[Data entries]
__________________________________________________

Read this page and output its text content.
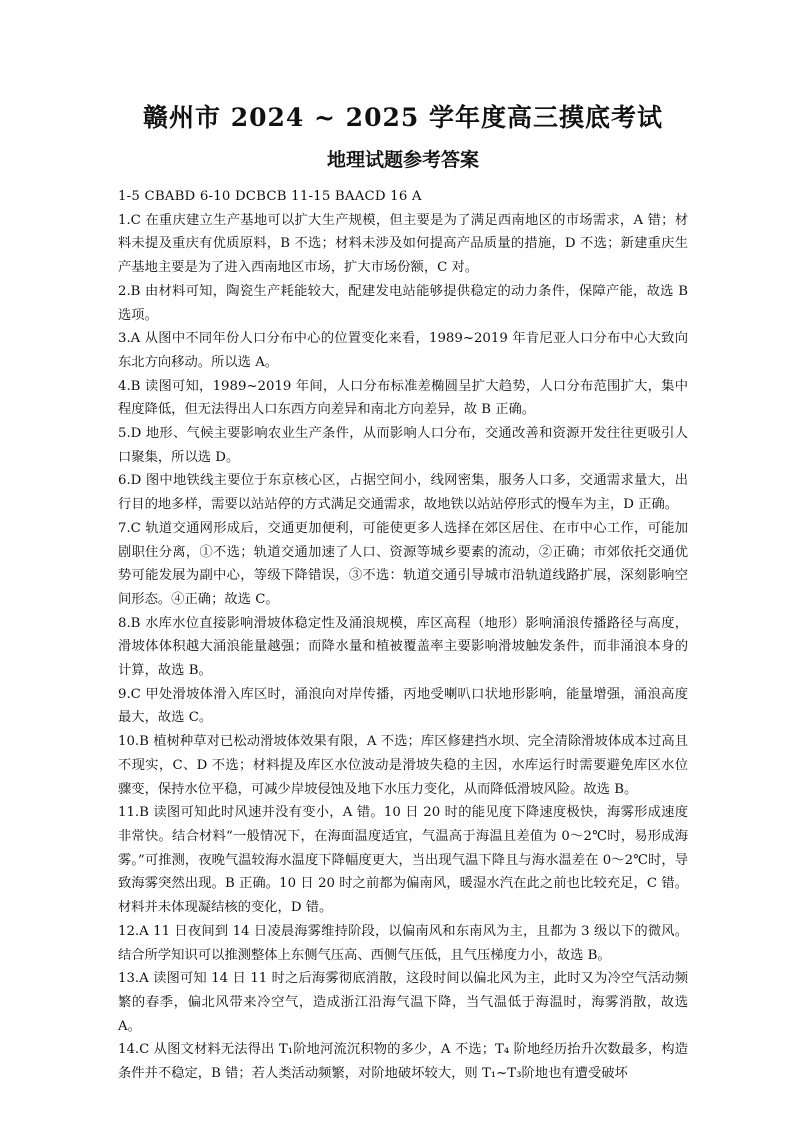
赣州市 2024 ~ 2025 学年度高三摸底考试
地理试题参考答案

1-5 CBABD 6-10 DCBCB 11-15 BAACD 16 A

1.C 在重庆建立生产基地可以扩大生产规模，但主要是为了满足西南地区的市场需求，A 错；材料未提及重庆有优质原料，B 不选；材料未涉及如何提高产品质量的措施，D 不选；新建重庆生产基地主要是为了进入西南地区市场，扩大市场份额，C 对。

2.B 由材料可知，陶瓷生产耗能较大，配建发电站能够提供稳定的动力条件，保障产能，故选 B 选项。

3.A 从图中不同年份人口分布中心的位置变化来看，1989~2019 年肯尼亚人口分布中心大致向东北方向移动。所以选 A。

4.B 读图可知，1989~2019 年间，人口分布标准差椭圆呈扩大趋势，人口分布范围扩大，集中程度降低，但无法得出人口东西方向差异和南北方向差异，故 B 正确。

5.D 地形、气候主要影响农业生产条件，从而影响人口分布，交通改善和资源开发往往更吸引人口聚集，所以选 D。

6.D 图中地铁线主要位于东京核心区，占据空间小，线网密集，服务人口多，交通需求量大，出行目的地多样，需要以站站停的方式满足交通需求，故地铁以站站停形式的慢车为主，D 正确。

7.C 轨道交通网形成后，交通更加便利，可能使更多人选择在郊区居住、在市中心工作，可能加剧职住分离，①不选；轨道交通加速了人口、资源等城乡要素的流动，②正确；市郊依托交通优势可能发展为副中心，等级下降错误，③不选：轨道交通引导城市沿轨道线路扩展，深刻影响空间形态。④正确；故选 C。

8.B 水库水位直接影响滑坡体稳定性及涌浪规模，库区高程（地形）影响涌浪传播路径与高度，滑坡体体积越大涌浪能量越强；而降水量和植被覆盖率主要影响滑坡触发条件，而非涌浪本身的计算，故选 B。

9.C 甲处滑坡体滑入库区时，涌浪向对岸传播，丙地受喇叭口状地形影响，能量增强，涌浪高度最大，故选 C。

10.B 植树种草对已松动滑坡体效果有限，A 不选；库区修建挡水坝、完全清除滑坡体成本过高且不现实，C、D 不选；材料提及库区水位波动是滑坡失稳的主因，水库运行时需要避免库区水位骤变，保持水位平稳，可减少岸坡侵蚀及地下水压力变化，从而降低滑坡风险。故选 B。

11.B 读图可知此时风速并没有变小，A 错。10 日 20 时的能见度下降速度极快，海雾形成速度非常快。结合材料“一般情况下，在海面温度适宜，气温高于海温且差值为 0～2℃时，易形成海雾。”可推测，夜晚气温较海水温度下降幅度更大，当出现气温下降且与海水温差在 0～2℃时，导致海雾突然出现。B 正确。10 日 20 时之前都为偏南风，暖湿水汽在此之前也比较充足，C 错。材料并未体现凝结核的变化，D 错。

12.A 11 日夜间到 14 日凌晨海雾维持阶段，以偏南风和东南风为主，且都为 3 级以下的微风。结合所学知识可以推测整体上东侧气压高、西侧气压低，且气压梯度力小，故选 B。

13.A 读图可知 14 日 11 时之后海雾彻底消散，这段时间以偏北风为主，此时又为冷空气活动频繁的春季，偏北风带来冷空气，造成浙江沿海气温下降，当气温低于海温时，海雾消散，故选 A。

14.C 从图文材料无法得出 T₁阶地河流沉积物的多少，A 不选；T₄ 阶地经历抬升次数最多，构造条件并不稳定，B 错；若人类活动频繁，对阶地破坏较大，则 T₁~T₃阶地也有遭受破坏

__________________________________________________

Make an exact copy of the listing above. Do not include the pictures.

Read this page and output its text content.
赣州市 2024 ~ 2025 学年度高三摸底考试
地理试题参考答案

1-5 CBABD 6-10 DCBCB 11-15 BAACD 16 A

1.C 在重庆建立生产基地可以扩大生产规模，但主要是为了满足西南地区的市场需求，A 错；材料未提及重庆有优质原料，B 不选；材料未涉及如何提高产品质量的措施，D 不选；新建重庆生产基地主要是为了进入西南地区市场，扩大市场份额，C 对。

2.B 由材料可知，陶瓷生产耗能较大，配建发电站能够提供稳定的动力条件，保障产能，故选 B 选项。

3.A 从图中不同年份人口分布中心的位置变化来看，1989~2019 年肯尼亚人口分布中心大致向东北方向移动。所以选 A。

4.B 读图可知，1989~2019 年间，人口分布标准差椭圆呈扩大趋势，人口分布范围扩大，集中程度降低，但无法得出人口东西方向差异和南北方向差异，故 B 正确。

5.D 地形、气候主要影响农业生产条件，从而影响人口分布，交通改善和资源开发往往更吸引人口聚集，所以选 D。

6.D 图中地铁线主要位于东京核心区，占据空间小，线网密集，服务人口多，交通需求量大，出行目的地多样，需要以站站停的方式满足交通需求，故地铁以站站停形式的慢车为主，D 正确。

7.C 轨道交通网形成后，交通更加便利，可能使更多人选择在郊区居住、在市中心工作，可能加剧职住分离，①不选；轨道交通加速了人口、资源等城乡要素的流动，②正确；市郊依托交通优势可能发展为副中心，等级下降错误，③不选：轨道交通引导城市沿轨道线路扩展，深刻影响空间形态。④正确；故选 C。

8.B 水库水位直接影响滑坡体稳定性及涌浪规模，库区高程（地形）影响涌浪传播路径与高度，滑坡体体积越大涌浪能量越强；而降水量和植被覆盖率主要影响滑坡触发条件，而非涌浪本身的计算，故选 B。

9.C 甲处滑坡体滑入库区时，涌浪向对岸传播，丙地受喇叭口状地形影响，能量增强，涌浪高度最大，故选 C。

10.B 植树种草对已松动滑坡体效果有限，A 不选；库区修建挡水坝、完全清除滑坡体成本过高且不现实，C、D 不选；材料提及库区水位波动是滑坡失稳的主因，水库运行时需要避免库区水位骤变，保持水位平稳，可减少岸坡侵蚀及地下水压力变化，从而降低滑坡风险。故选 B。

11.B 读图可知此时风速并没有变小，A 错。10 日 20 时的能见度下降速度极快，海雾形成速度非常快。结合材料“一般情况下，在海面温度适宜，气温高于海温且差值为 0～2℃时，易形成海雾。”可推测，夜晚气温较海水温度下降幅度更大，当出现气温下降且与海水温差在 0～2℃时，导致海雾突然出现。B 正确。10 日 20 时之前都为偏南风，暖湿水汽在此之前也比较充足，C 错。材料并未体现凝结核的变化，D 错。

12.A 11 日夜间到 14 日凌晨海雾维持阶段，以偏南风和东南风为主，且都为 3 级以下的微风。结合所学知识可以推测整体上东侧气压高、西侧气压低，且气压梯度力小，故选 B。

13.A 读图可知 14 日 11 时之后海雾彻底消散，这段时间以偏北风为主，此时又为冷空气活动频繁的春季，偏北风带来冷空气，造成浙江沿海气温下降，当气温低于海温时，海雾消散，故选 A。

14.C 从图文材料无法得出 T₁阶地河流沉积物的多少，A 不选；T₄ 阶地经历抬升次数最多，构造条件并不稳定，B 错；若人类活动频繁，对阶地破坏较大，则 T₁~T₃阶地也有遭受破坏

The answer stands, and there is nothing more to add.